Deb A. Niemeier is an American transportation engineer known for her work on measuring vehicle emissions and its impact on the air quality in nearby neighborhoods, on the effects of carbon dioxide on climate change, on gender differences in commuting behavior, and on the quantification of transport accessibility. She is James & Alice B. Clark Distinguished Chair Professor of Civil and Environmental Engineering at the University of Maryland, College Park.

Education and career
Niemeier is originally from Texas, and majored in civil engineering at the University of Texas at Austin, graduating in 1982. After working as a consultant in Maine, she returned to graduate school at the University of Washington, where she completed a Ph.D. in 1994 under the supervision of Scott Rutherford.

She became a faculty member in civil engineering at the University of California, Davis, where her service included terms as department chair, Director of the John Muir Institute, Associate Vice Chancellor for Research, and editor-in-chief for the journals Sustainable Cities and Society and Transportation Research Part A. She moved from Davis to the University of Maryland as Clark Professor in 2019.
********************
→ TASK PROMPT
Write out the stretch of the Deb A. Niemeier text from "Deb A. Niemeier" through "of Scott Rutherford.", word for word.

→ MATERIAL
********************
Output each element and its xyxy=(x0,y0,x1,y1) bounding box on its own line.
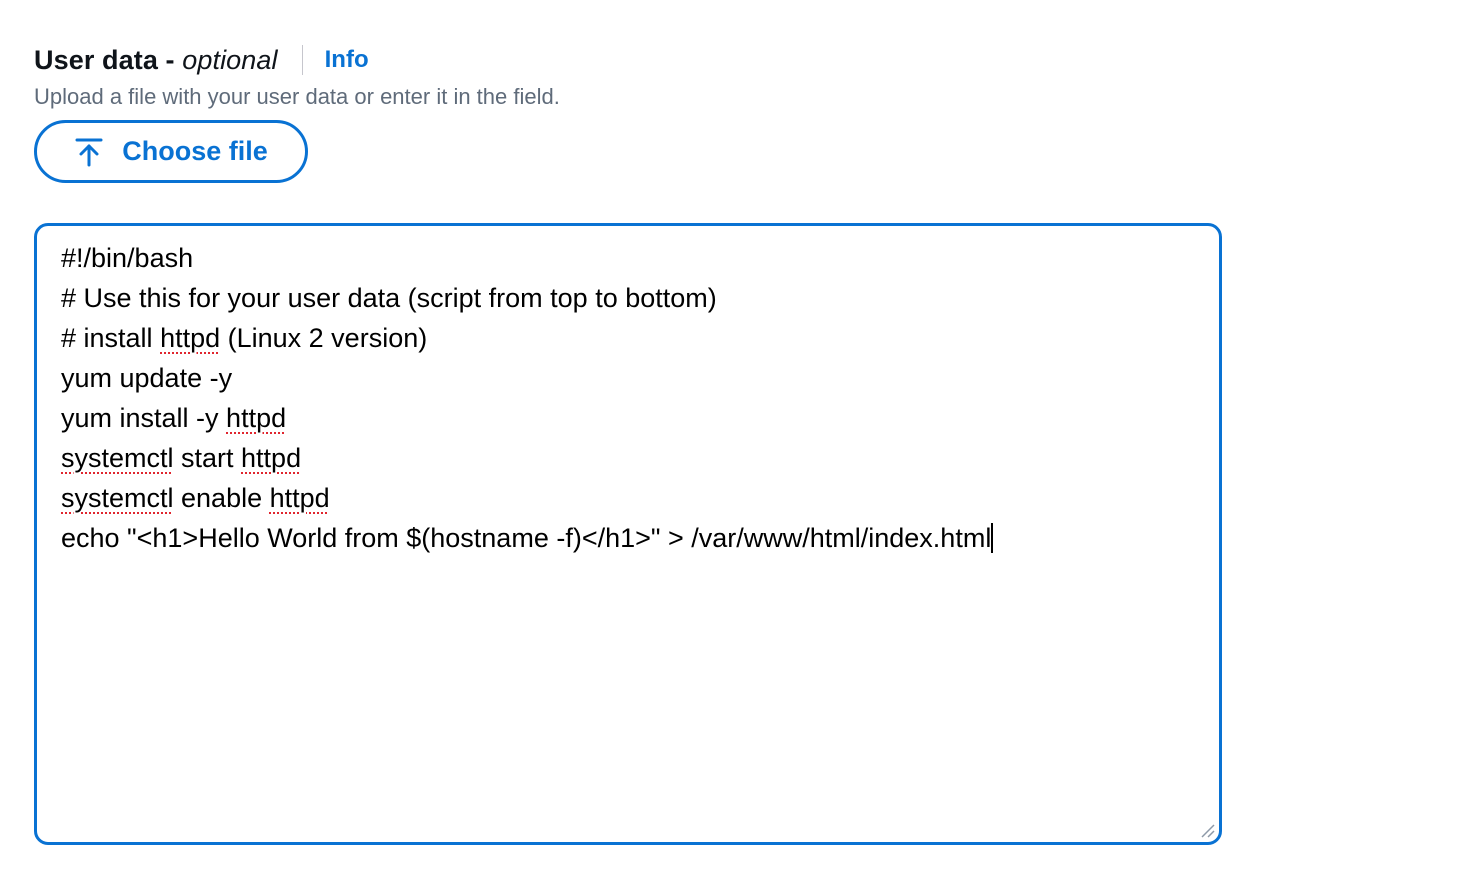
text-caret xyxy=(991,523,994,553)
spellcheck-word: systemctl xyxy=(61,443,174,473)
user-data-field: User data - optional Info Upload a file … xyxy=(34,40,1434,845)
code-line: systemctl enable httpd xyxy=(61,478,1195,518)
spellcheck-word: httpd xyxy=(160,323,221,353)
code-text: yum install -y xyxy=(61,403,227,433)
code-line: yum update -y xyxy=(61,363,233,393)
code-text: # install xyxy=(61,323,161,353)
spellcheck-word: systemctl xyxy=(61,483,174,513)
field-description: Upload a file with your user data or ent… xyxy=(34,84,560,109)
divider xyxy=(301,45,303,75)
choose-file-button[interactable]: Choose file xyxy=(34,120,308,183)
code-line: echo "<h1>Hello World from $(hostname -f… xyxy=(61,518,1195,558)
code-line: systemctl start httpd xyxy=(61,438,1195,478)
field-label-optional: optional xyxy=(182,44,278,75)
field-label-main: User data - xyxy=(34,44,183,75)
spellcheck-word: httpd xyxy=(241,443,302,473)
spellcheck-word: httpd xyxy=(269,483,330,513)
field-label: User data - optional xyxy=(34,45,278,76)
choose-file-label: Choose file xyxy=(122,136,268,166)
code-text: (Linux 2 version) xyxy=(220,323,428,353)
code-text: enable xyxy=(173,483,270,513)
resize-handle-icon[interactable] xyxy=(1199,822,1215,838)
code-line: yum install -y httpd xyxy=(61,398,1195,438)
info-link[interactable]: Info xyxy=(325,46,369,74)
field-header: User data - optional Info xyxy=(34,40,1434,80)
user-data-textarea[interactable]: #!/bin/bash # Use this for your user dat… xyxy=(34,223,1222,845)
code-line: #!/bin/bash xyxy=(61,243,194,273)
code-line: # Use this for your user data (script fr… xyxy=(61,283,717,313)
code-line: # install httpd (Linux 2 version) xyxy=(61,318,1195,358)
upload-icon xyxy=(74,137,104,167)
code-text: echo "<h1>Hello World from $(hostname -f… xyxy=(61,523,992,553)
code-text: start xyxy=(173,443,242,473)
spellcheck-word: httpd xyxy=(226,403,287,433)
********************
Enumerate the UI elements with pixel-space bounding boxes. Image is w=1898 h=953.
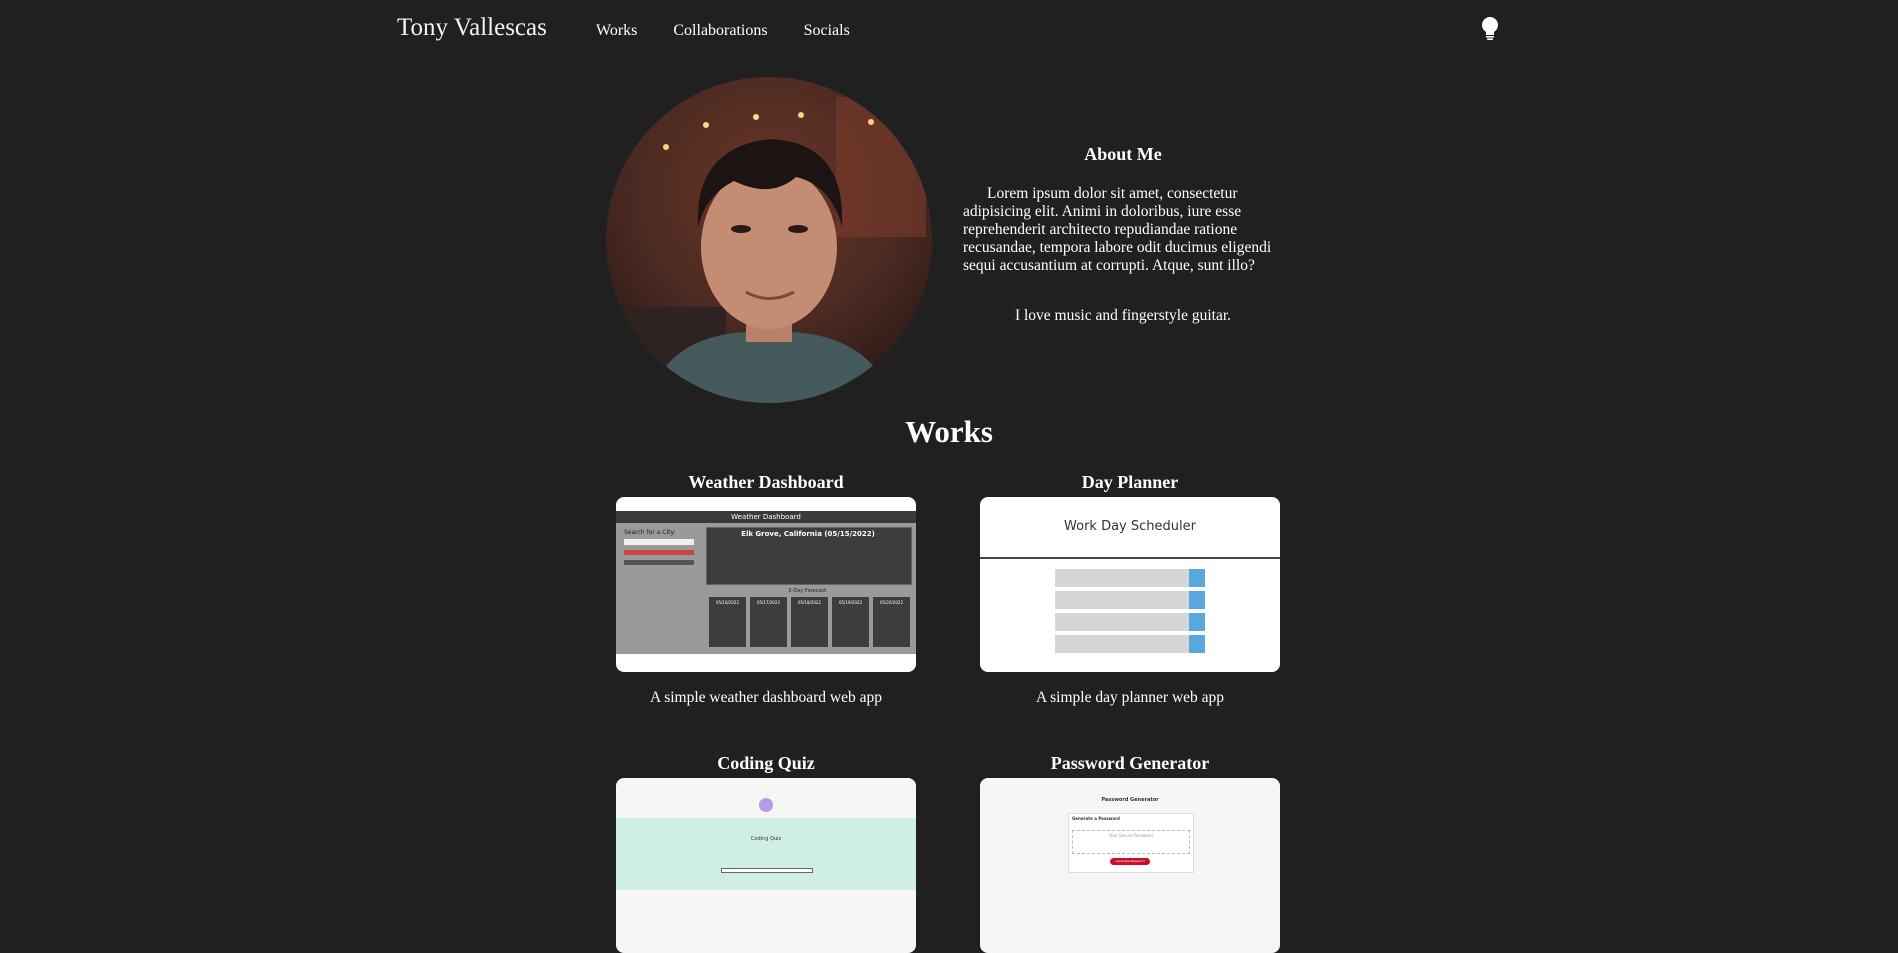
********************
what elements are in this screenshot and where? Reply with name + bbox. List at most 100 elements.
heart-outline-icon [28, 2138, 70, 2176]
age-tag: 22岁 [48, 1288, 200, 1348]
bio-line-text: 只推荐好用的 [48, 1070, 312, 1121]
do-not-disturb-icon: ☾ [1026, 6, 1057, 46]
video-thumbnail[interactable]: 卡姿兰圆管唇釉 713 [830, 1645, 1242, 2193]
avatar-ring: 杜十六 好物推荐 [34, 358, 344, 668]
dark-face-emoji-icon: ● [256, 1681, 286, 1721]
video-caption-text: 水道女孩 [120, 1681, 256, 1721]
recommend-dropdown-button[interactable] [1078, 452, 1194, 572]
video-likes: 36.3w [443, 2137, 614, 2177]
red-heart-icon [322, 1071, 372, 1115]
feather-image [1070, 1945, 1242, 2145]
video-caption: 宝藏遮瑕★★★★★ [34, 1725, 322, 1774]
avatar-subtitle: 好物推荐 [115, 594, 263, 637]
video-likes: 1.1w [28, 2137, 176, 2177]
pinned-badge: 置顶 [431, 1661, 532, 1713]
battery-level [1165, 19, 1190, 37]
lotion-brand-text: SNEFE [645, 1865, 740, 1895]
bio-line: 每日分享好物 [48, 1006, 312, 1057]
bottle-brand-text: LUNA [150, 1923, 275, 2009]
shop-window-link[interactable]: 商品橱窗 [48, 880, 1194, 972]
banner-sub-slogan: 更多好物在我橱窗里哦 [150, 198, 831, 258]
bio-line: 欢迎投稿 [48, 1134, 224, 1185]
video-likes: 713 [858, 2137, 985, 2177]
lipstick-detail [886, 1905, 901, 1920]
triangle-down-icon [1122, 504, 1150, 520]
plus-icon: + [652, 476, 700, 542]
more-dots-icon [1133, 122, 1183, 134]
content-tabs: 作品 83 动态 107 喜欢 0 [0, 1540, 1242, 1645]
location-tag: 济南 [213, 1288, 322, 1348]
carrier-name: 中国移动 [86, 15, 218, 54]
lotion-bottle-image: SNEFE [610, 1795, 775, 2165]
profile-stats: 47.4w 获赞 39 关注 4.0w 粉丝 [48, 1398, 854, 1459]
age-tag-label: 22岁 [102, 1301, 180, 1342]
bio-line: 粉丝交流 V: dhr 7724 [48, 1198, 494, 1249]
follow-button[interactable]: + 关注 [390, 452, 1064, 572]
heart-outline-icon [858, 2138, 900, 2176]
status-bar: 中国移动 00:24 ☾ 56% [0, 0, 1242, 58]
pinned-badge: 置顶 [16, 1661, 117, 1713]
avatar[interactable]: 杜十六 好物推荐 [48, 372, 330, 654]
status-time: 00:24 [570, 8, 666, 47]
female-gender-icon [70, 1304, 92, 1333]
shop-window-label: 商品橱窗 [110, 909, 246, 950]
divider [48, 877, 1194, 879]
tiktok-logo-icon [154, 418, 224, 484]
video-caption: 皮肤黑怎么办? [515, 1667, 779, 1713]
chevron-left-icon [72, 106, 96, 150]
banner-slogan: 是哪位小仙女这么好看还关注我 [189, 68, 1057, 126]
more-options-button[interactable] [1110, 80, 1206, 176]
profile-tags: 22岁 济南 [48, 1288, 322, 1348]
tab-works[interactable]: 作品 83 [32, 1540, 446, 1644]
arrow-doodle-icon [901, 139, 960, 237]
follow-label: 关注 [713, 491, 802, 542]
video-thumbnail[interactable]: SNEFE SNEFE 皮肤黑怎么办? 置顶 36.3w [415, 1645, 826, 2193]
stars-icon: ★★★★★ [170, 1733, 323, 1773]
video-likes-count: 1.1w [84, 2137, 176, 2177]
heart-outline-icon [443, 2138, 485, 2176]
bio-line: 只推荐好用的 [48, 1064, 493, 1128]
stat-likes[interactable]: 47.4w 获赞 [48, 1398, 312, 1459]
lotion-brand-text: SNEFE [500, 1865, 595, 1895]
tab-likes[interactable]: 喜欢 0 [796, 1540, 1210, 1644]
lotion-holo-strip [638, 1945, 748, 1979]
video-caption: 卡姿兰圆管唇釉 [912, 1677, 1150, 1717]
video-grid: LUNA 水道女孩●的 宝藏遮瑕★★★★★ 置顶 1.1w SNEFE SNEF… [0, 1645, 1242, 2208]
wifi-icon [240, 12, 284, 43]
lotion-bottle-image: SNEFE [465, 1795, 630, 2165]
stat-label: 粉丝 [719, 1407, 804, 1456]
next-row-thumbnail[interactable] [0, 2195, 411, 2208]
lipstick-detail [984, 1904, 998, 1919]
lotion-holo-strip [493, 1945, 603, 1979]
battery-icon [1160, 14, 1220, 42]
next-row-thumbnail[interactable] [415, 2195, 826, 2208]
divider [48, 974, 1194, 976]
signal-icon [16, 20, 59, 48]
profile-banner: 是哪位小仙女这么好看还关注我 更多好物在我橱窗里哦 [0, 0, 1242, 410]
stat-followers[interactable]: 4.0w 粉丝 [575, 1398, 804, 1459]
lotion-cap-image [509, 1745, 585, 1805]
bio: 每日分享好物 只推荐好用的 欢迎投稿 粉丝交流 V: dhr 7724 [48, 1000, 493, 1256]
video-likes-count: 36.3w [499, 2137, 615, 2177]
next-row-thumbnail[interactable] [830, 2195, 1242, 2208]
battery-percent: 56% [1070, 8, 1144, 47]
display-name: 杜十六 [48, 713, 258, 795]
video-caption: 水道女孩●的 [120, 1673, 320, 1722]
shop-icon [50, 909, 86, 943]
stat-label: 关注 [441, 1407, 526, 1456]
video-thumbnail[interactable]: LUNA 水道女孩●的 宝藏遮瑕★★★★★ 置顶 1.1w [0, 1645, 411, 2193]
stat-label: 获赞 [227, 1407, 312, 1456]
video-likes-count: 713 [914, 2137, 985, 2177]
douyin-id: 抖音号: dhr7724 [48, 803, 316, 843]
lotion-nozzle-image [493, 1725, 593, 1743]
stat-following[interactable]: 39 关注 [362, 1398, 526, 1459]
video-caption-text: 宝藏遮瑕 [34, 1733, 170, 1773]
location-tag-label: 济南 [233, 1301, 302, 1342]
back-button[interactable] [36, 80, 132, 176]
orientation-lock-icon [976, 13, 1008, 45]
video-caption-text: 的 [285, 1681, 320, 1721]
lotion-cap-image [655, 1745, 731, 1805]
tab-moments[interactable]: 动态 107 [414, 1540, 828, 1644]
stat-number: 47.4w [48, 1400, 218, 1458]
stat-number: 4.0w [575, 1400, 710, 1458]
********************
→ RESULT FOR THIS TASK
Deb A. Niemeier is an American transportation engineer known for her work on measuring vehicle emissions and its impact on the air quality in nearby neighborhoods, on the effects of carbon dioxide on climate change, on gender differences in commuting behavior, and on the quantification of transport accessibility. She is James & Alice B. Clark Distinguished Chair Professor of Civil and Environmental Engineering at the University of Maryland, College Park.

Education and career
Niemeier is originally from Texas, and majored in civil engineering at the University of Texas at Austin, graduating in 1982. After working as a consultant in Maine, she returned to graduate school at the University of Washington, where she completed a Ph.D. in 1994 under the supervision of Scott Rutherford.